══ Seção de texto ══

Folha de S. Paulo


Sem clube, atleta que protestou em hino dos EUA inspira manifestações

O jogador mais comentado da NFL, principal liga de futebol americano dos EUA, pode nem mesmo entrar em campo nesta temporada.

Colin Kaepernick, 29, ex- quarterback do San Francisco 49ers, o jogador em questão, causou controvérsia na temporada passada ao se ajoelhar durante a execução do hino nacional antes dos jogos, em protesto contra a brutalidade policial e a opressão racial. Ele inspirou diversos outros jogadores a seguir seu exemplo e realizar gestos semelhantes, causando debate e discussão sobre a participação de atletas no diálogo político público, e em que grau ela pode ou deve ocorrer.

Mas agora, com os clubes se preparando para a abertura da temporada regular em 7 de setembro, Kaepernick está sem time e, embora não venha demonstrando a mesma forma que exibiu ao levar os 49ers ao Super Bowl, quatro anos atrás, muitos analistas acreditam que os times estejam se recusando a contratá-lo por sua posição política.

Em um país preocupado com as divisões raciais, os protestos de Kaepernick foram além do futebol americano e levaram mais e mais pessoas a se pronunciar.

Nesta quarta-feira (23), uma dúzia de organizações, entre as quais a Justice League NYC e a Color of Change, realizaram um protesto em apoio a Kaepernick diante da sede da NFL em Nova York.

Ainda que não esteja entre os organizadores do protesto, o cineasta Spike Lee tuitou seu apoio à manifestação.

"Não organizei ou montei esse protesto", ele escreveu. "Mas continuo a apoiar meu irmão e sua postura quanto às injustiças dos EUA."

A organização de combate à discriminação racial NAACP quer se reunir com Roger Goodell, comissário da NFL, para discutir a ausência de Kaepernick da liga.

"Nenhum jogador deveria ser excluído ou sofrer discriminação por exercitar a liberdade de expressão. Fazê-lo constitui violação de direitos constitucionais e dos regulamentos da NFL", afirmou Derrick Johnson, presidente interino da NAACP.

Goodell insistiu em que os 32 clubes da liga não estão boicotando Kaepernick, que optou por cancelar seu contrato com os 49ers em março.

Na segunda (21), aconteceu o maior protesto realizado em campo até o momento, quando uma dúzia de jogadores do Cleveland Browns se ajoelhou durante o hino, enquanto outros atletas se posicionavam ao lado deles em demonstração de solidariedade. Ao contrário do ano passado, quando Kaepernick e apenas alguns poucos jogadores negros se recusavam a ouvir o hino em pé, o grupo incluía atletas brancos.

Ken Blaze/USA Today Sports
Inspirados em Kaepernick, atletas do Cleveland Browns fazem protesto antes de jogoda pré-temporada da NFL
Inspirados em Kaepernick, atletas do Cleveland Browns fazem protesto antes de jogoda pré-temporada da NFL

A questão coloca Goodell na desconfortável posição de defender proprietários e treinadores que ofereceram justificativas absurdas para não contratar Kaepernick, que, ao contrário de cerca de duas dúzias dos quarterbacks que estão ativos na liga, já levou um time ao Super Bowl.

═══
══ Listagem ══

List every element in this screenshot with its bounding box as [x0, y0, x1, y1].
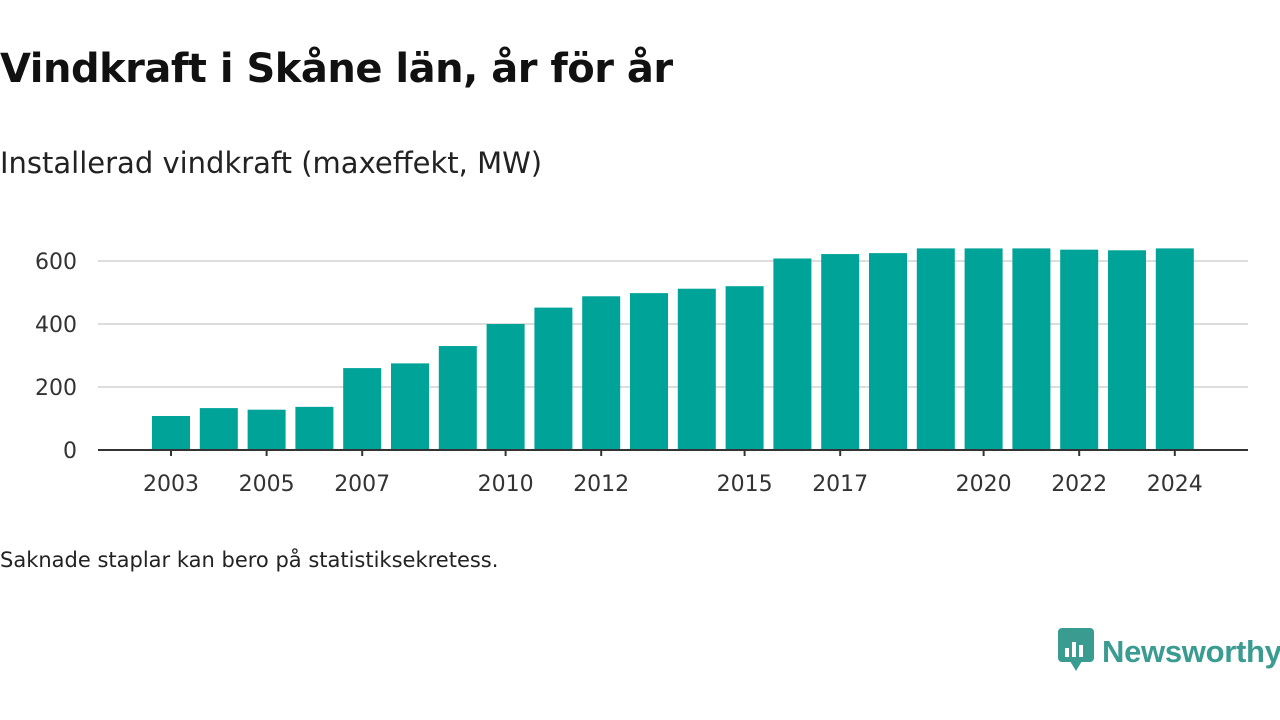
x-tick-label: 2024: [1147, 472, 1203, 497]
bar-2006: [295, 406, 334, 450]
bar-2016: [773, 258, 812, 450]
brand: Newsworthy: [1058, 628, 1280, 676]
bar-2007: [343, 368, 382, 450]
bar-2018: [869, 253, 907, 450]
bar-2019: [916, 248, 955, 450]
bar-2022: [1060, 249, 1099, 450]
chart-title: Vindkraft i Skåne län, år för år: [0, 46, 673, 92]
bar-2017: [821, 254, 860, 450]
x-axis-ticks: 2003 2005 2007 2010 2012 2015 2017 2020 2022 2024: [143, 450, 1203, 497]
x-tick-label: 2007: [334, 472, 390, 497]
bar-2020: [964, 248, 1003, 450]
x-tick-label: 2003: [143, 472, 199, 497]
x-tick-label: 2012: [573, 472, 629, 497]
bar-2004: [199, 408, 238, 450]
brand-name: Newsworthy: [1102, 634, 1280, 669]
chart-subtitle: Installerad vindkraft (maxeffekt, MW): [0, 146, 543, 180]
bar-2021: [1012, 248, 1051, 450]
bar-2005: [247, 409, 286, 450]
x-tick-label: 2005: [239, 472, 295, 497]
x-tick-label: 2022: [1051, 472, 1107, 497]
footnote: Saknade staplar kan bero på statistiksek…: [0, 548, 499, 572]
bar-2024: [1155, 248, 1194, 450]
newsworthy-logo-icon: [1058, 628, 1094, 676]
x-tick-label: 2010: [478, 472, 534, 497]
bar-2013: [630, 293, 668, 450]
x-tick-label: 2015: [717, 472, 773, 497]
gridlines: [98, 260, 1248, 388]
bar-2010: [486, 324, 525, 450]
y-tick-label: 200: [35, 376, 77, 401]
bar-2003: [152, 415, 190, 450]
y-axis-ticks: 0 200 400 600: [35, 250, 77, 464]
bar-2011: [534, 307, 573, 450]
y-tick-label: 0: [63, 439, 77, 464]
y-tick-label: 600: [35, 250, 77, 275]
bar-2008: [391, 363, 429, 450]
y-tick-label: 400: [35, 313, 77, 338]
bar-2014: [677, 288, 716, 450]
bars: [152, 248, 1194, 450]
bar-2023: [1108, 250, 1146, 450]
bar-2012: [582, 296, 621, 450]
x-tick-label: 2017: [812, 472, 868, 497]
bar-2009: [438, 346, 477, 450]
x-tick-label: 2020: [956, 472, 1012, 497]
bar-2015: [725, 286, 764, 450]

═══

◆ Trabalho solicitado
Transcreva literalmente um trecho da reportagem sobre Kaepernick: comece nas palavras "Em um país preocupado" e pare depois de "apoio à manifestação.". Os registros são um material separado do texto.

◆ Resposta à tarefa
Em um país preocupado com as divisões raciais, os protestos de Kaepernick foram além do futebol americano e levaram mais e mais pessoas a se pronunciar.

Nesta quarta-feira (23), uma dúzia de organizações, entre as quais a Justice League NYC e a Color of Change, realizaram um protesto em apoio a Kaepernick diante da sede da NFL em Nova York.

Ainda que não esteja entre os organizadores do protesto, o cineasta Spike Lee tuitou seu apoio à manifestação.